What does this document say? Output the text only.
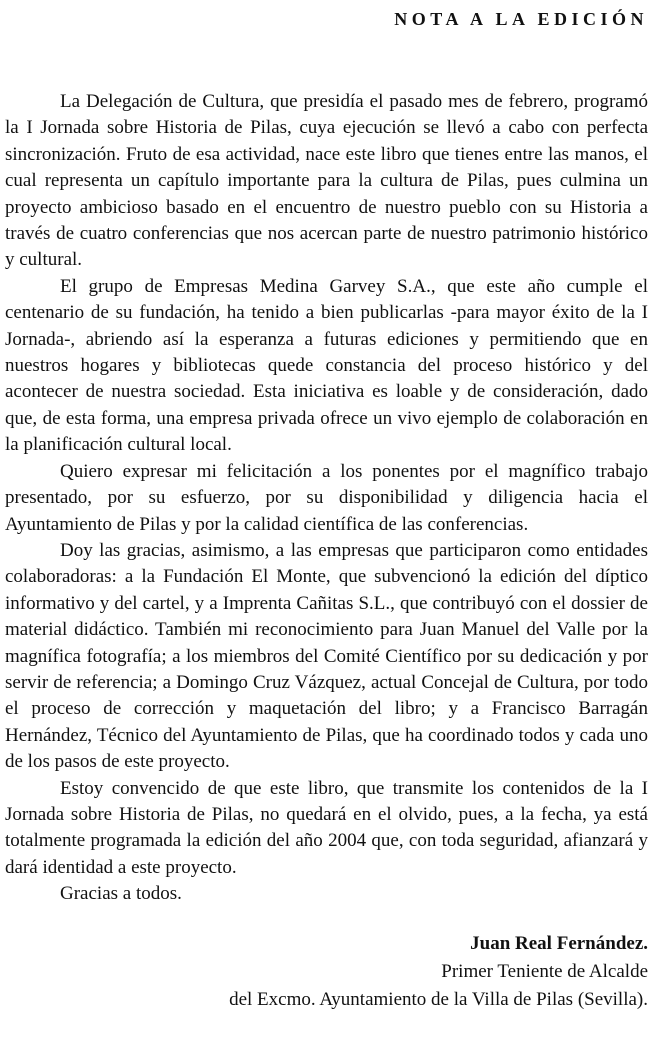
NOTA A LA EDICIÓN

La Delegación de Cultura, que presidía el pasado mes de febrero, programó la I Jornada sobre Historia de Pilas, cuya ejecución se llevó a cabo con perfecta sincronización. Fruto de esa actividad, nace este libro que tienes entre las manos, el cual representa un capítulo importante para la cultura de Pilas, pues culmina un proyecto ambicioso basado en el encuentro de nuestro pueblo con su Historia a través de cuatro conferencias que nos acercan parte de nuestro patrimonio histórico y cultural.

El grupo de Empresas Medina Garvey S.A., que este año cumple el centenario de su fundación, ha tenido a bien publicarlas -para mayor éxito de la I Jornada-, abriendo así la esperanza a futuras ediciones y permitiendo que en nuestros hogares y bibliotecas quede constancia del proceso histórico y del acontecer de nuestra sociedad. Esta iniciativa es loable y de consideración, dado que, de esta forma, una empresa privada ofrece un vivo ejemplo de colaboración en la planificación cultural local.

Quiero expresar mi felicitación a los ponentes por el magnífico trabajo presentado, por su esfuerzo, por su disponibilidad y diligencia hacia el Ayuntamiento de Pilas y por la calidad científica de las conferencias.

Doy las gracias, asimismo, a las empresas que participaron como entidades colaboradoras: a la Fundación El Monte, que subvencionó la edición del díptico informativo y del cartel, y a Imprenta Cañitas S.L., que contribuyó con el dossier de material didáctico. También mi reconocimiento para Juan Manuel del Valle por la magnífica fotografía; a los miembros del Comité Científico por su dedicación y por servir de referencia; a Domingo Cruz Vázquez, actual Concejal de Cultura, por todo el proceso de corrección y maquetación del libro; y a Francisco Barragán Hernández, Técnico del Ayuntamiento de Pilas, que ha coordinado todos y cada uno de los pasos de este proyecto.

Estoy convencido de que este libro, que transmite los contenidos de la I Jornada sobre Historia de Pilas, no quedará en el olvido, pues, a la fecha, ya está totalmente programada la edición del año 2004 que, con toda seguridad, afianzará y dará identidad a este proyecto.

Gracias a todos.

Juan Real Fernández.

Primer Teniente de Alcalde

del Excmo. Ayuntamiento de la Villa de Pilas (Sevilla).
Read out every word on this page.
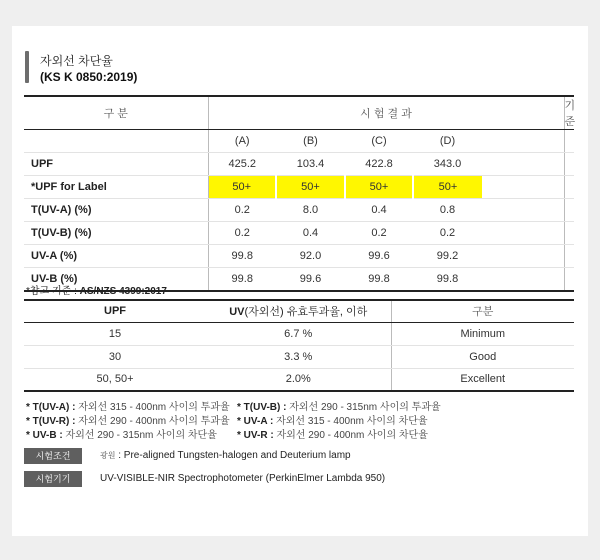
자외선 차단율
(KS K 0850:2019)
구 분	시 험 결 과					기 준
	(A)	(B)	(C)	(D)		
UPF	425.2	103.4	422.8	343.0		
*UPF for Label	50+	50+	50+	50+		
T(UV-A) (%)	0.2	8.0	0.4	0.8		
T(UV-B) (%)	0.2	0.4	0.2	0.2		
UV-A (%)	99.8	92.0	99.6	99.2		
UV-B (%)	99.8	99.6	99.8	99.8		
*참고 기준 : AS/NZS 4399:2017
UPF	UV(자외선) 유효투과율, 이하	구분
15	6.7 %	Minimum
30	3.3 %	Good
50, 50+	2.0%	Excellent
* T(UV-A) : 자외선 315 - 400nm 사이의 투과율 * T(UV-B) : 자외선 290 - 315nm 사이의 투과율
* T(UV-R) : 자외선 290 - 400nm 사이의 투과율 * UV-A : 자외선 315 - 400nm 사이의 차단율
* UV-B : 자외선 290 - 315nm 사이의 차단율 * UV-R : 자외선 290 - 400nm 사이의 차단율
시험조건	광원 : Pre-aligned Tungsten-halogen and Deuterium lamp
시험기기	UV-VISIBLE-NIR Spectrophotometer (PerkinElmer Lambda 950)
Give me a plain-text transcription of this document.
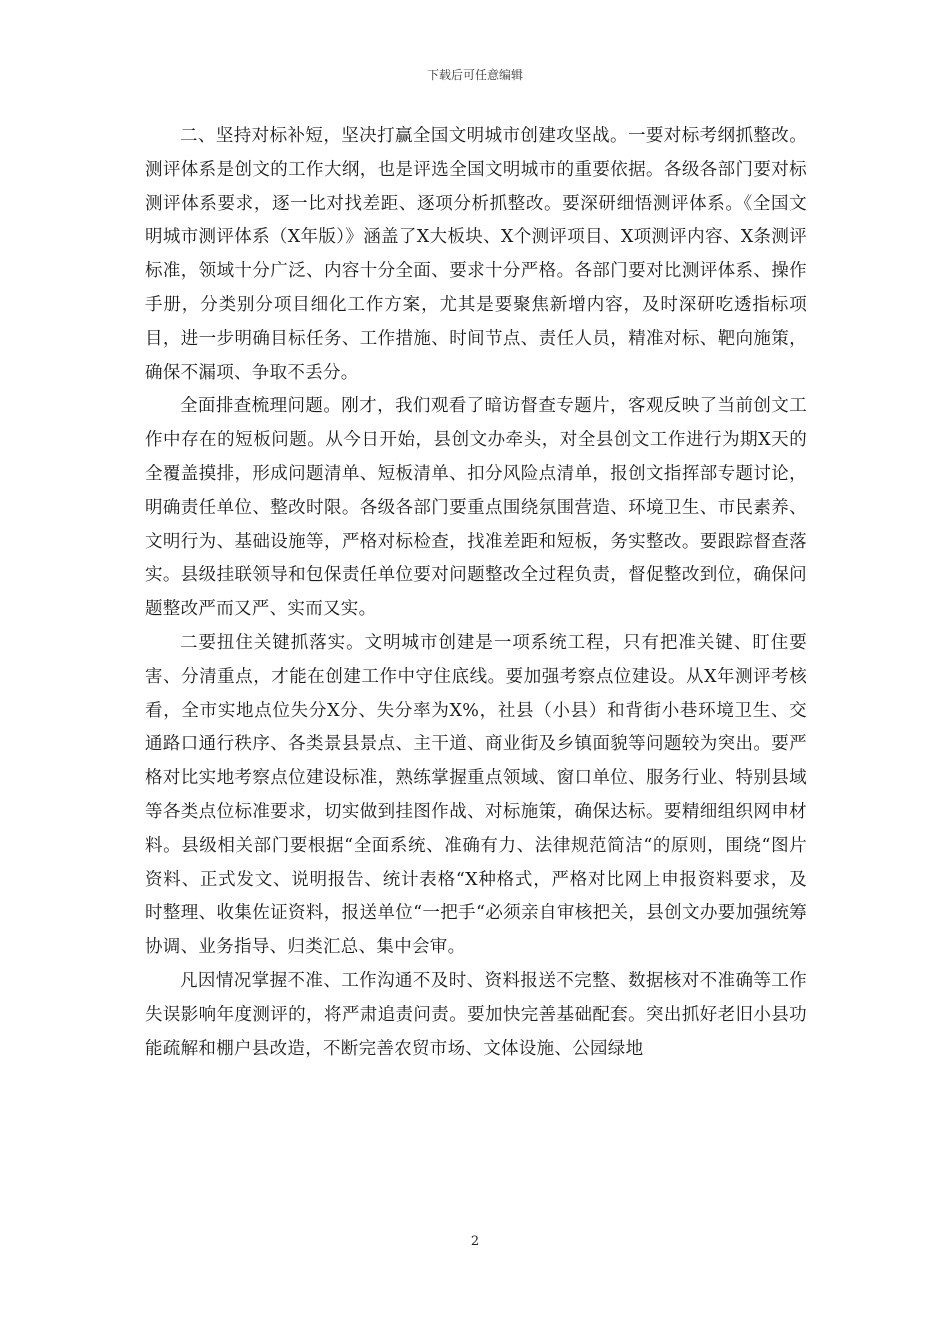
下载后可任意编辑

二、坚持对标补短，坚决打赢全国文明城市创建攻坚战。一要对标考纲抓整改。测评体系是创文的工作大纲，也是评选全国文明城市的重要依据。各级各部门要对标测评体系要求，逐一比对找差距、逐项分析抓整改。要深研细悟测评体系。《全国文明城市测评体系（X年版）》涵盖了X大板块、X个测评项目、X项测评内容、X条测评标准，领域十分广泛、内容十分全面、要求十分严格。各部门要对比测评体系、操作手册，分类别分项目细化工作方案，尤其是要聚焦新增内容，及时深研吃透指标项目，进一步明确目标任务、工作措施、时间节点、责任人员，精准对标、靶向施策，确保不漏项、争取不丢分。

全面排查梳理问题。刚才，我们观看了暗访督查专题片，客观反映了当前创文工作中存在的短板问题。从今日开始，县创文办牵头，对全县创文工作进行为期X天的全覆盖摸排，形成问题清单、短板清单、扣分风险点清单，报创文指挥部专题讨论，明确责任单位、整改时限。各级各部门要重点围绕氛围营造、环境卫生、市民素养、文明行为、基础设施等，严格对标检查，找准差距和短板，务实整改。要跟踪督查落实。县级挂联领导和包保责任单位要对问题整改全过程负责，督促整改到位，确保问题整改严而又严、实而又实。

二要扭住关键抓落实。文明城市创建是一项系统工程，只有把准关键、盯住要害、分清重点，才能在创建工作中守住底线。要加强考察点位建设。从X年测评考核看，全市实地点位失分X分、失分率为X%，社县（小县）和背街小巷环境卫生、交通路口通行秩序、各类景县景点、主干道、商业街及乡镇面貌等问题较为突出。要严格对比实地考察点位建设标准，熟练掌握重点领域、窗口单位、服务行业、特别县域等各类点位标准要求，切实做到挂图作战、对标施策，确保达标。要精细组织网申材料。县级相关部门要根据“全面系统、准确有力、法律规范简洁“的原则，围绕“图片资料、正式发文、说明报告、统计表格“X种格式，严格对比网上申报资料要求，及时整理、收集佐证资料，报送单位“一把手“必须亲自审核把关，县创文办要加强统筹协调、业务指导、归类汇总、集中会审。

凡因情况掌握不准、工作沟通不及时、资料报送不完整、数据核对不准确等工作失误影响年度测评的，将严肃追责问责。要加快完善基础配套。突出抓好老旧小县功能疏解和棚户县改造，不断完善农贸市场、文体设施、公园绿地

2
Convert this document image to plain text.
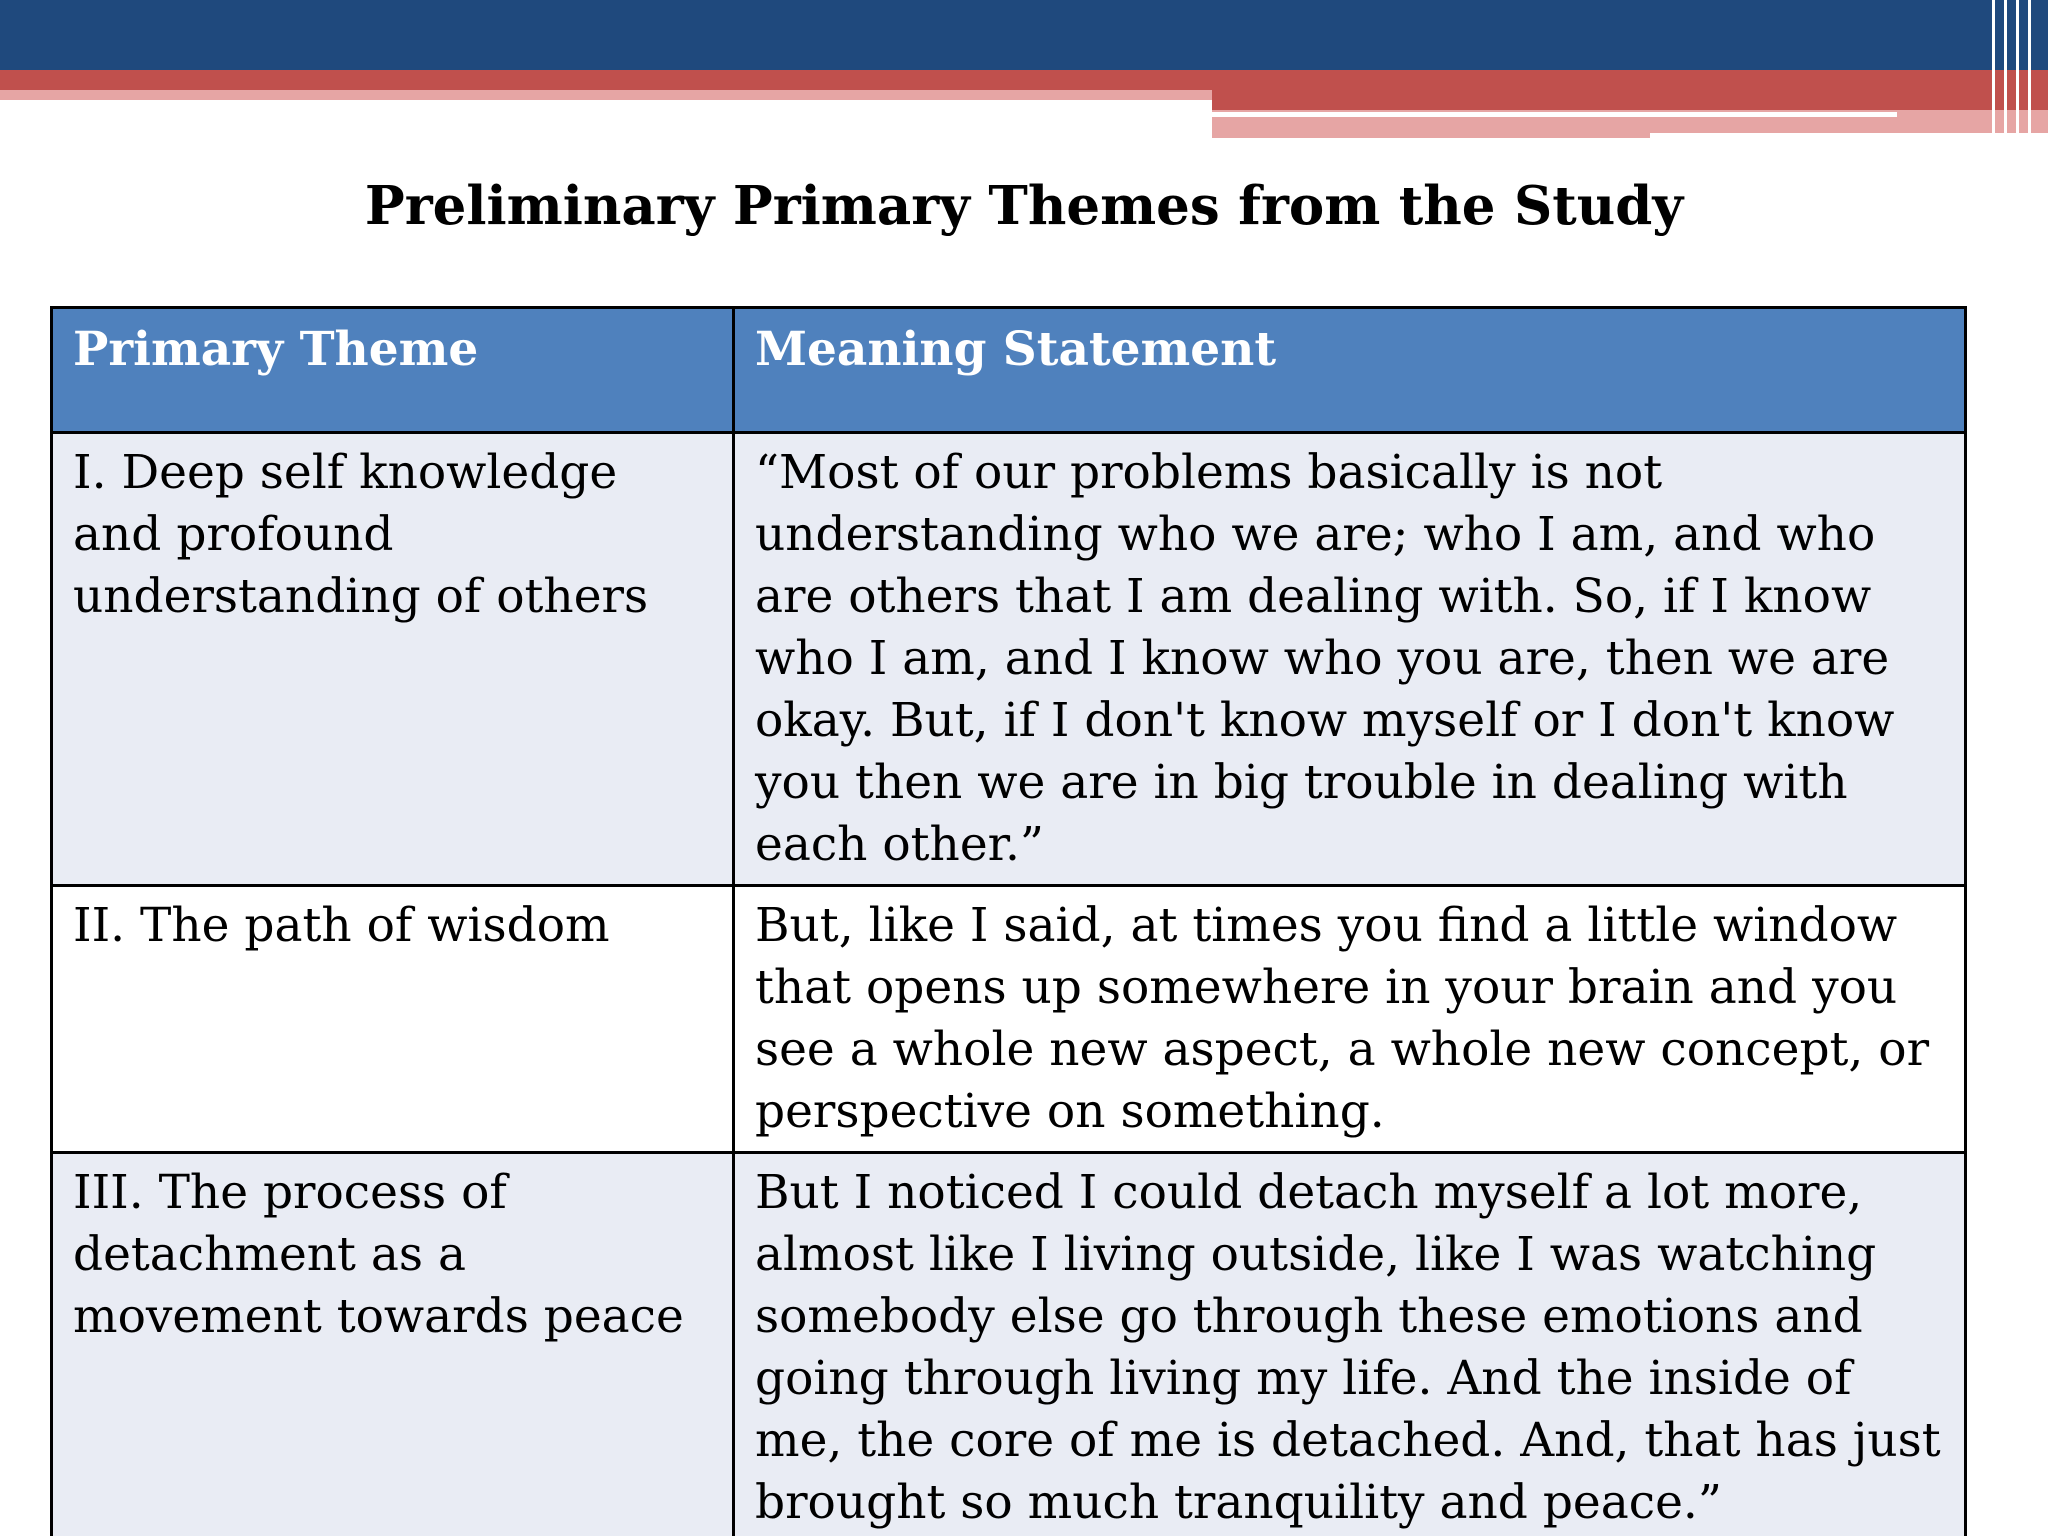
Preliminary Primary Themes from the Study
Primary Theme	Meaning Statement
I. Deep self knowledge and profound understanding of others	“Most of our problems basically is not understanding who we are; who I am, and who are others that I am dealing with. So, if I know who I am, and I know who you are, then we are okay. But, if I don't know myself or I don't know you then we are in big trouble in dealing with each other.”
II. The path of wisdom	But, like I said, at times you find a little window that opens up somewhere in your brain and you see a whole new aspect, a whole new concept, or perspective on something.
III. The process of detachment as a movement towards peace	But I noticed I could detach myself a lot more, almost like I living outside, like I was watching somebody else go through these emotions and going through living my life. And the inside of me, the core of me is detached. And, that has just brought so much tranquility and peace.”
*-*-*
_DIRECTIONS:_ A line counts if it holds the word "Historia". How many lines of the entries count? Give the number only.

_PROBLEM SOLUTION:_ 2